→ **Provided passage**
Albright, N. Korean Leader Hold Upbeat Talks

TIMES STAFF WRITER

In a day of historic dialogue and spectacular pageantry, reclusive North Korean leader Kim Jong Il met Secretary of State Madeleine Albright on Monday for talks on promoting detente between their longtime rival nations. U.S. officials described the sessions as "substantive" and "very useful."

Neither side divulged specifics about the initial negotiations, which were unexpectedly moved up a day by the North Koreans to allow more face-to-face time between Kim and Albright. But the two clearly felt comfortable with each other after three hours of intense talks, two hours at a flashy spectacle resembling a Super Bowl halftime show and an Olympics opening ceremony combined, and a long working dinner.

"There is great distance between our two lands, but we are starting to discover to our benefit that there is no barrier to improving ties," Albright said in a toast at the dinner.

The most critical issues in the delicate negotiations are North Korea's weapons of mass destruction, particularly its advanced ballistic missile program; terrorism; and the future of the Korean peninsula. Albright acknowledged that the differences can't be eliminated overnight. She said the two sides should be pragmatic and understand that the road to full diplomatic ties "remains uphill."

Albright also said that the two sides must learn from the past that confrontation is no longer the path to progress and that they must follow through on pledges to eliminate tension based on military threats, a reference to Pyongyang's nuclear capability and advanced ballistic missiles. They must build confidence by opening "new avenues of communication, commerce and contacts," she said.

"We must each do our part if the Cold War is truly to end," Albright added. And in language that American officials conceded would have been unthinkable even a few months ago, she added: "America's symbol is the eagle, a bird that soars, and North Korea's pride are mountains that scrape the skies. There is no obstacle that we cannot overcome if we make a strategic decision to do so together."

The result, she said, could be reconciliation and reunification of the Korean peninsula and "more normal and prosperous relations" between Washington and Pyongyang.

For the North Koreans, Vice Marshal Cho Myong Nok, who is the country's second-most-powerful official, toasted Albright's visit as an "important step forward" to promote "peace, detente and reconciliation."

Establishing good relations is "entirely in the interests" of both countries but is also important for security on the Korean peninsula and in northeast Asia, he said.

→ **Data**
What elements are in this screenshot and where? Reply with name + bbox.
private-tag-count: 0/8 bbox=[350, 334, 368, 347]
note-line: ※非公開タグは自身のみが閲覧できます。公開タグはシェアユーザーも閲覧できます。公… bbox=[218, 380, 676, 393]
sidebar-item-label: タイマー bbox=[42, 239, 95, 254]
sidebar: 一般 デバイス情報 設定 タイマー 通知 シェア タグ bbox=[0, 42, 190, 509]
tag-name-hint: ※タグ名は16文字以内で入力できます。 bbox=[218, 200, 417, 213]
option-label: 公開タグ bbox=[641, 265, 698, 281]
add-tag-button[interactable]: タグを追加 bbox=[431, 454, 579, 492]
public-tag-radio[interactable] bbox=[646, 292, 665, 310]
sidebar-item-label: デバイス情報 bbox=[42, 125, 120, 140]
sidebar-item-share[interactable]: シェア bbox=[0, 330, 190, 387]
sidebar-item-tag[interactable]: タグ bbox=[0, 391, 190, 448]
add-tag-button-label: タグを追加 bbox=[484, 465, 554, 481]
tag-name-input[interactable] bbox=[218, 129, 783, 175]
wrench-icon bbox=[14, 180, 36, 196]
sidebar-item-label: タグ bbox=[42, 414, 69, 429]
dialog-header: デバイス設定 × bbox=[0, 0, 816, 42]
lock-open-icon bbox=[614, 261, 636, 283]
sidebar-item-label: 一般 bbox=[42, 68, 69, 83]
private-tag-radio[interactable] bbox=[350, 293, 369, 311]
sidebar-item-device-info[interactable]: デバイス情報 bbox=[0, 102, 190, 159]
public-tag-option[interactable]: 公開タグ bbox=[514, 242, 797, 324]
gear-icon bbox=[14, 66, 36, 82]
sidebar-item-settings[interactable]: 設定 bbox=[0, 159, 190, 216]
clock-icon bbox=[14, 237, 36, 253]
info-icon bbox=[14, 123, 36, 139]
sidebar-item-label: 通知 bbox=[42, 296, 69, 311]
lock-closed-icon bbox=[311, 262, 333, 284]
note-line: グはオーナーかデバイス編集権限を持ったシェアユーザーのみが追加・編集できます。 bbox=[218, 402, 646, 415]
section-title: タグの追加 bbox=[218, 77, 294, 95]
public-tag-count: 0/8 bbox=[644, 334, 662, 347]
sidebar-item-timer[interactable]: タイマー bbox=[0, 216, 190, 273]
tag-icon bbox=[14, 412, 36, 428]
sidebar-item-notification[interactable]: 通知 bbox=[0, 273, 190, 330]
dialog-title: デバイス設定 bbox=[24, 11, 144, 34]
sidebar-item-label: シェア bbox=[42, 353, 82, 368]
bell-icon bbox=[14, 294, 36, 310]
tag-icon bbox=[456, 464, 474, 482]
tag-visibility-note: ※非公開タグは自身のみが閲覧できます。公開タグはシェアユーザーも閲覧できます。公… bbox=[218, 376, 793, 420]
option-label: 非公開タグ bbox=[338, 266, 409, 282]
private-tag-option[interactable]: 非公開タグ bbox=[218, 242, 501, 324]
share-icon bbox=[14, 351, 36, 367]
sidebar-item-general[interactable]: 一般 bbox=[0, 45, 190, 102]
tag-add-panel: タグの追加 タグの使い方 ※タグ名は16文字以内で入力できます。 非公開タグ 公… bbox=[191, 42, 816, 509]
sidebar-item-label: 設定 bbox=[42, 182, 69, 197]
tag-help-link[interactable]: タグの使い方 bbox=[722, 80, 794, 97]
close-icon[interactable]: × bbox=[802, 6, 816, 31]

→ **Goal 1**
Decide whether each statement agrees with the news article, answering yes or no and quoting the deciding words: (a) The North Koreans moved the talks up by a day. (b) Albright said the differences between the two sides could be eliminated overnight. (c) Cho Myong Nok is North Korea's most powerful official.
→ **Goal 2**
Please reproduce the records from their first line through the line that contains "sidebar-item-label: タイマー bbox=[42, 239, 95, 254]", including both ends.
The news article and the records come from separate sources.

→ **Complete response 1**
(a) Yes: "which were unexpectedly moved up a day by the North Koreans"
(b) No: "Albright acknowledged that the differences can't be eliminated overnight."
(c) No: "who is the country's second-most-powerful official"

→ **Complete response 2**
What elements are in this screenshot and where? Reply with name + bbox.
private-tag-count: 0/8 bbox=[350, 334, 368, 347]
note-line: ※非公開タグは自身のみが閲覧できます。公開タグはシェアユーザーも閲覧できます。公… bbox=[218, 380, 676, 393]
sidebar-item-label: タイマー bbox=[42, 239, 95, 254]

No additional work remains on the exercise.